-- Written task --
Send back the entries below exactly as they appear.

-- Working data --
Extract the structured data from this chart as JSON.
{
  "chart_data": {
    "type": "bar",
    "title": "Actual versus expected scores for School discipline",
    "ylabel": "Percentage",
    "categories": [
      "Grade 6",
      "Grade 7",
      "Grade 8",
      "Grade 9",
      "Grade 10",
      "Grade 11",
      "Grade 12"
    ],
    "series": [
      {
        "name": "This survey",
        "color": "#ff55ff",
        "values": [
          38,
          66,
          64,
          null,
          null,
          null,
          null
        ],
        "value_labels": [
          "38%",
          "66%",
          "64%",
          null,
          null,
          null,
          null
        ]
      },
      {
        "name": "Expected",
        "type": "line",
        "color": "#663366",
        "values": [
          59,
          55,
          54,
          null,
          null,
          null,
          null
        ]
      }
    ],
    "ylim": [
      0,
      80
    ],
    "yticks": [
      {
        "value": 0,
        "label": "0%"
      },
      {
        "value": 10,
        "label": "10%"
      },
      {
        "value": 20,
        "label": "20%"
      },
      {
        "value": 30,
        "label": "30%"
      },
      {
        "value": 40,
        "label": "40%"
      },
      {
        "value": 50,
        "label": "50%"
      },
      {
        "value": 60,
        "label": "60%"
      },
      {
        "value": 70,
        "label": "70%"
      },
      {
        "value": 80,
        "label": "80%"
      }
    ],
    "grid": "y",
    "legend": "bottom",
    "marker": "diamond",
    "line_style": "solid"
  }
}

-- Full answer --
Extract the structured data from this chart as JSON.
{
  "chart_data": {
    "type": "bar",
    "title": "Actual versus expected scores for School discipline",
    "ylabel": "Percentage",
    "categories": [
      "Grade 6",
      "Grade 7",
      "Grade 8",
      "Grade 9",
      "Grade 10",
      "Grade 11",
      "Grade 12"
    ],
    "series": [
      {
        "name": "This survey",
        "color": "#ff55ff",
        "values": [
          38,
          66,
          64,
          null,
          null,
          null,
          null
        ],
        "value_labels": [
          "38%",
          "66%",
          "64%",
          null,
          null,
          null,
          null
        ]
      },
      {
        "name": "Expected",
        "type": "line",
        "color": "#663366",
        "values": [
          59,
          55,
          54,
          null,
          null,
          null,
          null
        ]
      }
    ],
    "ylim": [
      0,
      80
    ],
    "yticks": [
      {
        "value": 0,
        "label": "0%"
      },
      {
        "value": 10,
        "label": "10%"
      },
      {
        "value": 20,
        "label": "20%"
      },
      {
        "value": 30,
        "label": "30%"
      },
      {
        "value": 40,
        "label": "40%"
      },
      {
        "value": 50,
        "label": "50%"
      },
      {
        "value": 60,
        "label": "60%"
      },
      {
        "value": 70,
        "label": "70%"
      },
      {
        "value": 80,
        "label": "80%"
      }
    ],
    "grid": "y",
    "legend": "bottom",
    "marker": "diamond",
    "line_style": "solid"
  }
}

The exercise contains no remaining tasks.